--- WHAT TO PRODUCE ---
Pull out every line containing the string "电子显微镜的分辨率".

◆ ◆ ◆

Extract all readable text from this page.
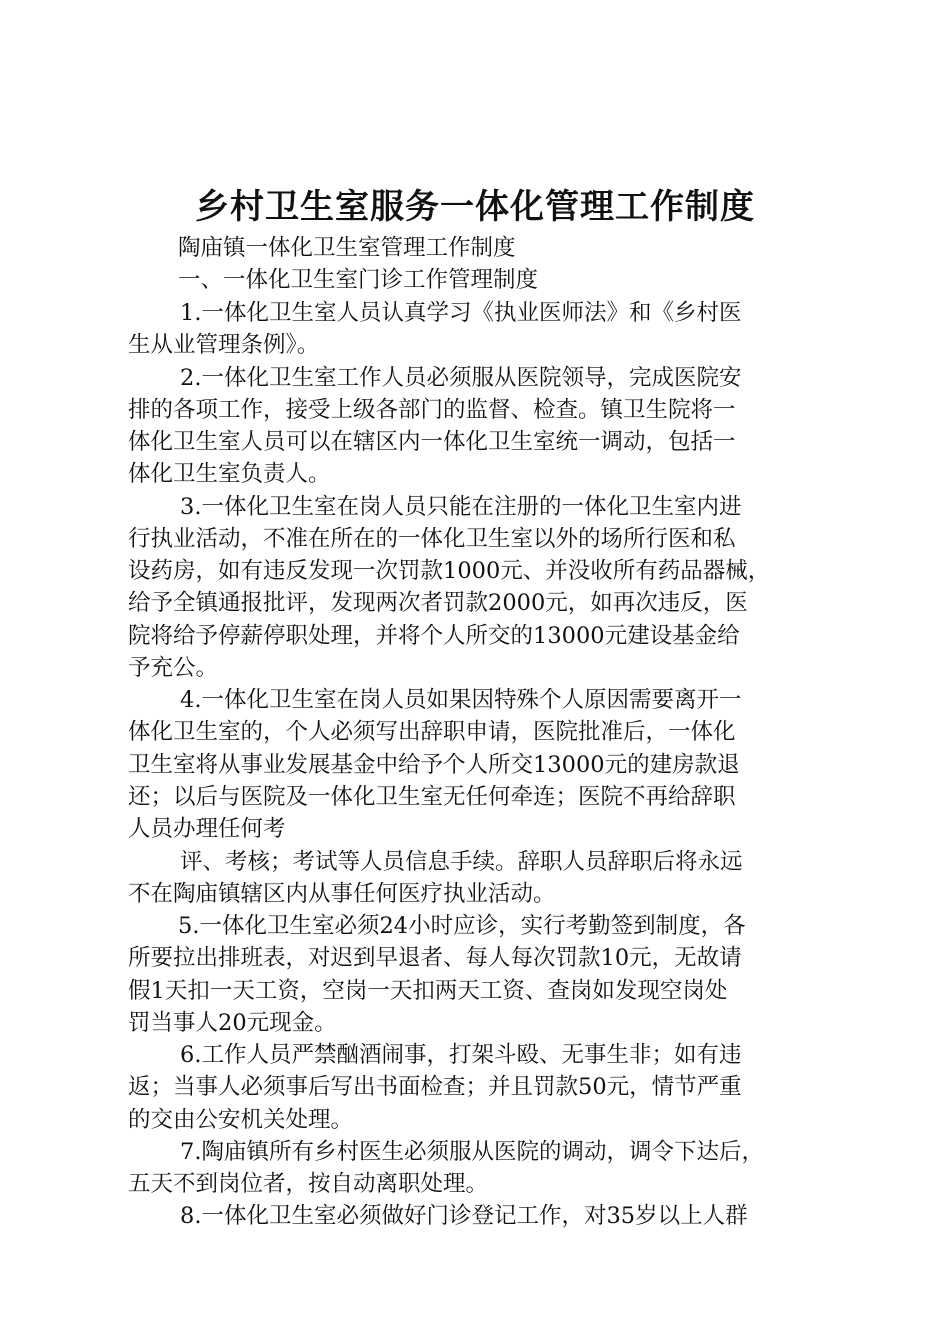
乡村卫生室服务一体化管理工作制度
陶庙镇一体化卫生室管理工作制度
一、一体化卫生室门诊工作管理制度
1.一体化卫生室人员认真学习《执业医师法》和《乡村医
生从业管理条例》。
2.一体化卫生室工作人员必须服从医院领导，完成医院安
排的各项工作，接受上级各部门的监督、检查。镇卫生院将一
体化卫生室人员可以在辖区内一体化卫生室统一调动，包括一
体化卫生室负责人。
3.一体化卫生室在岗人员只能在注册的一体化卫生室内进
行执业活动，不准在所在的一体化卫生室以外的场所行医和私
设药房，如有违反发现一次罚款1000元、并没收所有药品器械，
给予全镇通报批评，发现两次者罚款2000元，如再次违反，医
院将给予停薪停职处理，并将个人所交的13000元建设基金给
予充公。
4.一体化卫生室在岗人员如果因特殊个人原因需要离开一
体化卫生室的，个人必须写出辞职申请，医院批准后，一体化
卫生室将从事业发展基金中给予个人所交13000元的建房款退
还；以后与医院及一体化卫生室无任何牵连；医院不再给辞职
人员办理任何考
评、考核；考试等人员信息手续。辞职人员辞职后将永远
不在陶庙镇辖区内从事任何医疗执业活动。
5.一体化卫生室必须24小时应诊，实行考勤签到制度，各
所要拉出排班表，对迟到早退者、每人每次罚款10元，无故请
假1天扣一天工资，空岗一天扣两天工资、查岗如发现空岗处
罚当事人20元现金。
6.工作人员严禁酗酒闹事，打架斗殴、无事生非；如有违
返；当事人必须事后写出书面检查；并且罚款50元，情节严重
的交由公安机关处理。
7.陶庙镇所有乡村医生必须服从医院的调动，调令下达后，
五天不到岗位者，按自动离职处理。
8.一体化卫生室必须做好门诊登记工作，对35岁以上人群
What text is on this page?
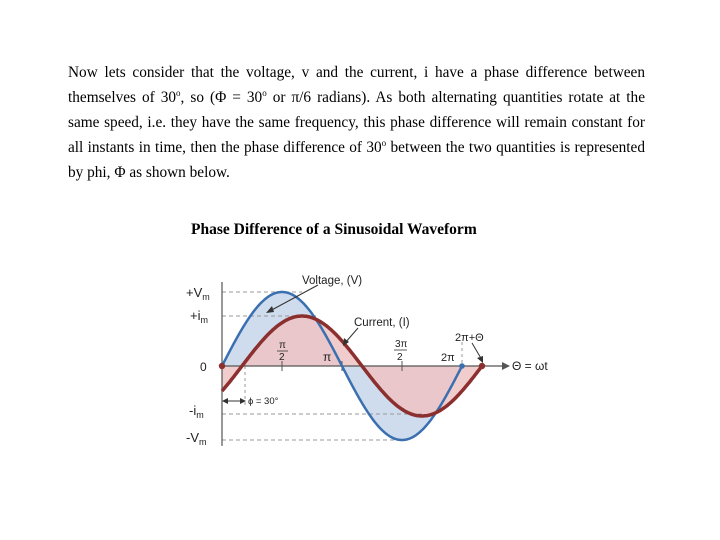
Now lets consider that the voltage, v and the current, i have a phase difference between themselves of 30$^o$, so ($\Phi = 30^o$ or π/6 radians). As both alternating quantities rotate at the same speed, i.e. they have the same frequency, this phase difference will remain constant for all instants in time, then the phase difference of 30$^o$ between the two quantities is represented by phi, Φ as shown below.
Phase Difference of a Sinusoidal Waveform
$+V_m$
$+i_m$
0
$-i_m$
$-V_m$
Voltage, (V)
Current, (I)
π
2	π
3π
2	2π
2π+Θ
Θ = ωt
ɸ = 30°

◆ ◆ ◆

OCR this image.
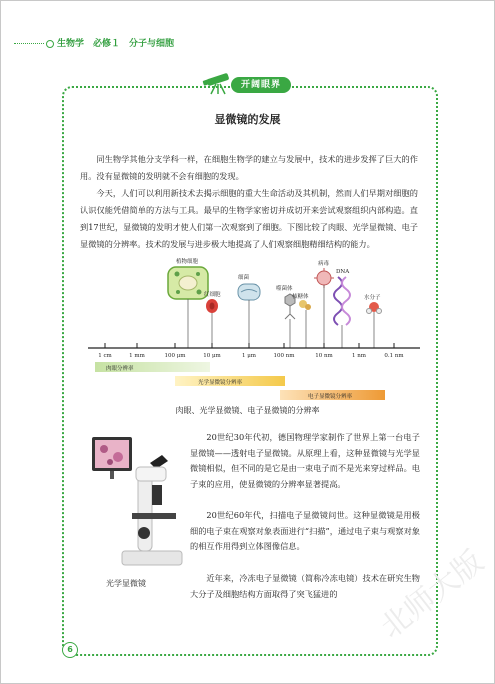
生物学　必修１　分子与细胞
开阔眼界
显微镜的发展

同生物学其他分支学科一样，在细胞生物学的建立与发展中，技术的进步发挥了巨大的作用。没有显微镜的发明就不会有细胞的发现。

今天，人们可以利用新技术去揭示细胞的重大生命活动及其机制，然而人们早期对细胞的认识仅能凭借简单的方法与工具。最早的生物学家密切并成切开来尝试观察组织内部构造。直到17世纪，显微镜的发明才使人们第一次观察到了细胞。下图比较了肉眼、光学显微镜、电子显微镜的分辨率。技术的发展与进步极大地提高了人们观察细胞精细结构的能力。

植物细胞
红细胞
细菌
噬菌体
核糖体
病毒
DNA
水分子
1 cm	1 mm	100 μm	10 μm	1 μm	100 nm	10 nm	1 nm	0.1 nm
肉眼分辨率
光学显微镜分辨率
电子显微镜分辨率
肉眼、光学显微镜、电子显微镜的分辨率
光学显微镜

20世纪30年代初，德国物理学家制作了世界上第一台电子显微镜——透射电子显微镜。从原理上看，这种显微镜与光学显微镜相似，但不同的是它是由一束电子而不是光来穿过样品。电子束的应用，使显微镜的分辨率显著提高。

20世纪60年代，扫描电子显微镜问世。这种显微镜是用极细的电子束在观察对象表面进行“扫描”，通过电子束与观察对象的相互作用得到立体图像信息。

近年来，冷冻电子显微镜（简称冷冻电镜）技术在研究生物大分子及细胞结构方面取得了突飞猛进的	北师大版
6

◆ ◆ ◆

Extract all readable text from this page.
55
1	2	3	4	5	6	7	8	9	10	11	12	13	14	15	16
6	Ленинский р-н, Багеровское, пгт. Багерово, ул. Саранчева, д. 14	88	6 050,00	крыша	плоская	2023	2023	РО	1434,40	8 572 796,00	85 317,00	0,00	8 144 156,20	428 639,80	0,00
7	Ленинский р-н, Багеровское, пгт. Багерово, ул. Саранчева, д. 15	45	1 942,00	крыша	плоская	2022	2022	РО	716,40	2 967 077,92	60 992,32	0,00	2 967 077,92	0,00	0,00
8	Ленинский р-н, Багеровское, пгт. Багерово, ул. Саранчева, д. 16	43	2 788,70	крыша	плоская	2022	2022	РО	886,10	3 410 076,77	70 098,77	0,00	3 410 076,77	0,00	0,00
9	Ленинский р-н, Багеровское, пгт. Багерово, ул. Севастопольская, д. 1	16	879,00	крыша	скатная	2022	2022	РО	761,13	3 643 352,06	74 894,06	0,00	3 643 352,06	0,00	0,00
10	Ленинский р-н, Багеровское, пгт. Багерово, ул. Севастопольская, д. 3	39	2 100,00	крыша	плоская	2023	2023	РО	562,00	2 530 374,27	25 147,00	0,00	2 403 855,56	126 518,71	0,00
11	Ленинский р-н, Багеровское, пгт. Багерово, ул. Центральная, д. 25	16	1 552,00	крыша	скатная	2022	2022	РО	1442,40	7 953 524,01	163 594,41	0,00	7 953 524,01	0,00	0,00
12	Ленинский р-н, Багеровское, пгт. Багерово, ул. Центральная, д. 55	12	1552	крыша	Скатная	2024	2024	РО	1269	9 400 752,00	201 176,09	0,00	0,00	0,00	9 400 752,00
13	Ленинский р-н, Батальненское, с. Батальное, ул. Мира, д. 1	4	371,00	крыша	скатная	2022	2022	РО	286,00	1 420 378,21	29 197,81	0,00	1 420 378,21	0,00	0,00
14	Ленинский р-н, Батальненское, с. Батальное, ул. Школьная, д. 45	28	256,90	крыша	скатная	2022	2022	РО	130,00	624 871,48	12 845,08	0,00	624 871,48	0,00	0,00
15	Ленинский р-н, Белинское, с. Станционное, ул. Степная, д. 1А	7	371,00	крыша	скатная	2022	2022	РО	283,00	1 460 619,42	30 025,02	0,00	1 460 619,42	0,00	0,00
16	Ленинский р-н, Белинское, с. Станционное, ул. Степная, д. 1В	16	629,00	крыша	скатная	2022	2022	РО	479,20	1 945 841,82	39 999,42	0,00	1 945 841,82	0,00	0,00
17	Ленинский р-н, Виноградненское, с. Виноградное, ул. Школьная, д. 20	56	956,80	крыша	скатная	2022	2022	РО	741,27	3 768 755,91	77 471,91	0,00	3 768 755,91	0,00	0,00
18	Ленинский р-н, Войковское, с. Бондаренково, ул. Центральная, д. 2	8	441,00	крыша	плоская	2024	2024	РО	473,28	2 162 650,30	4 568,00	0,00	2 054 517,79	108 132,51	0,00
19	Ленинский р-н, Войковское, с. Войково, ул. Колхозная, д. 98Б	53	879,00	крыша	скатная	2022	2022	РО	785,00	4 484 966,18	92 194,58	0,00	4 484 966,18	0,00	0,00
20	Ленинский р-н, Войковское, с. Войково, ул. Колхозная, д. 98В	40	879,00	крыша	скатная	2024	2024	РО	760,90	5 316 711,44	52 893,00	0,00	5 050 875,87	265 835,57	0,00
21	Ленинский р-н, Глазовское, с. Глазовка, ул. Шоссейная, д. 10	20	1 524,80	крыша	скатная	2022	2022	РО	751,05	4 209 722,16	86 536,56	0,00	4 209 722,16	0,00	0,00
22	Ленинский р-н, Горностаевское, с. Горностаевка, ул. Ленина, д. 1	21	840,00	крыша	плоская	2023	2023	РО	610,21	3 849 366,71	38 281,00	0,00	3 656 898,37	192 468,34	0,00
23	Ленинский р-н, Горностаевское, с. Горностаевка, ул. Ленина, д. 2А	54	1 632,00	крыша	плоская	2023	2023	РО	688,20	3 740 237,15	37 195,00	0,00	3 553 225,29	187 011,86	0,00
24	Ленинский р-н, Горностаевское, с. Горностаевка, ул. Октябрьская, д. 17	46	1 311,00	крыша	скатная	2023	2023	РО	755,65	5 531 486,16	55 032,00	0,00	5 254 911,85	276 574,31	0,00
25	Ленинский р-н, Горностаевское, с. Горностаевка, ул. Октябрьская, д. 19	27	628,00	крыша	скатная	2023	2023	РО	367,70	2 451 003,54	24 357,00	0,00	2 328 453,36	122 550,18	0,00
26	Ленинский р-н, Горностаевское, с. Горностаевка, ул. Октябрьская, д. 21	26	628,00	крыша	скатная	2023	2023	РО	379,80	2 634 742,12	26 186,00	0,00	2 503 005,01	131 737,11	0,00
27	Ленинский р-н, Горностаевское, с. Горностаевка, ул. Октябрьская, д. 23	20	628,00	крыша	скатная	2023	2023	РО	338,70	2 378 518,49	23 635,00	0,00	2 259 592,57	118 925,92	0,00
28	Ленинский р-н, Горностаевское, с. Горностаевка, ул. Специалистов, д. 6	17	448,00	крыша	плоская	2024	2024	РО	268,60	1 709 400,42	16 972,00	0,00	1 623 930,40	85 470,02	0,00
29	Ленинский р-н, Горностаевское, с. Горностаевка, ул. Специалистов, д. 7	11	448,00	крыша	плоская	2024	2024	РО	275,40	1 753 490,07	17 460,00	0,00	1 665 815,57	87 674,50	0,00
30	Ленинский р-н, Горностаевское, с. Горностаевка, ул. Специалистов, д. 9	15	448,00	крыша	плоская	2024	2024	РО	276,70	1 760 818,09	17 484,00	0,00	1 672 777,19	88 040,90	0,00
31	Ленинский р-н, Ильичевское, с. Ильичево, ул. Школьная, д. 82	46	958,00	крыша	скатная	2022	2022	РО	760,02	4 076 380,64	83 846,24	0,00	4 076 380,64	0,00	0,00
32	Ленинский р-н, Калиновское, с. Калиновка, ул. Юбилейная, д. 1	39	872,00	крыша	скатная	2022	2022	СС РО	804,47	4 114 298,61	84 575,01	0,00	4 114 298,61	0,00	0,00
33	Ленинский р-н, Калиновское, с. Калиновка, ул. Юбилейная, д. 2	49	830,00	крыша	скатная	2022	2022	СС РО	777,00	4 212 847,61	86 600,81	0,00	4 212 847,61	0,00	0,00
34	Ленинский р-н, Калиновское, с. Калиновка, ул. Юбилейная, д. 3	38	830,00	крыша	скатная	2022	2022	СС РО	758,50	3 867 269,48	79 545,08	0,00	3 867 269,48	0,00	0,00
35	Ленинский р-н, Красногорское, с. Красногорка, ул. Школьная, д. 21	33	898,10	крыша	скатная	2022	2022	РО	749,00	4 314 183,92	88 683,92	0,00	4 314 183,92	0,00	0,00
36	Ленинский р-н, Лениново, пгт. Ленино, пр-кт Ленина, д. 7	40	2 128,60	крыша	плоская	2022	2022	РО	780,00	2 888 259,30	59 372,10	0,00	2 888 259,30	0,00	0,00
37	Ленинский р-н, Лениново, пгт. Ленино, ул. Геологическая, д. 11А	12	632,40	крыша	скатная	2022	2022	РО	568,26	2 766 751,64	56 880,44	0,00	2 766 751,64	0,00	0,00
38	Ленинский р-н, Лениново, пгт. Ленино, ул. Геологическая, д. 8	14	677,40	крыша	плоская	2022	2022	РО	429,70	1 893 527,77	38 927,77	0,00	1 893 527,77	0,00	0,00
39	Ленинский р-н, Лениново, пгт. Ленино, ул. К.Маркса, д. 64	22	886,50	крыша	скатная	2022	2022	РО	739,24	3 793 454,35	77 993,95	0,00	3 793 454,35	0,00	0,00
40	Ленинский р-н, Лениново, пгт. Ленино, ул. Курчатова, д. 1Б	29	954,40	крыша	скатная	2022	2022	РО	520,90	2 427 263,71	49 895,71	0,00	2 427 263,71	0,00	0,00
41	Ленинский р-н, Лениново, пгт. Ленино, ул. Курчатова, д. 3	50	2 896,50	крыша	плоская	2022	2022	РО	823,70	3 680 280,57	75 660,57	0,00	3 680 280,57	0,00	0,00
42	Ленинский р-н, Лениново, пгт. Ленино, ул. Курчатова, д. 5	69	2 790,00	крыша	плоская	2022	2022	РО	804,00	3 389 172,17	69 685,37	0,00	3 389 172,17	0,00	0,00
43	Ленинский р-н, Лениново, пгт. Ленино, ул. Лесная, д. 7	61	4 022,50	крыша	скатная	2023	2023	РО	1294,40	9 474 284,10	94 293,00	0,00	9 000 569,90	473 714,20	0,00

◆ ◆ ◆

--- FULL SOLUTION ---
今天，人们可以利用新技术去揭示细胞的重大生命活动及其机制，然而人们早期对细胞的认识仅能凭借简单的方法与工具。最早的生物学家密切并成切开来尝试观察组织内部构造。直到17世纪，显微镜的发明才使人们第一次观察到了细胞。下图比较了肉眼、光学显微镜、电子显微镜的分辨率。技术的发展与进步极大地提高了人们观察细胞精细结构的能力。
肉眼、光学显微镜、电子显微镜的分辨率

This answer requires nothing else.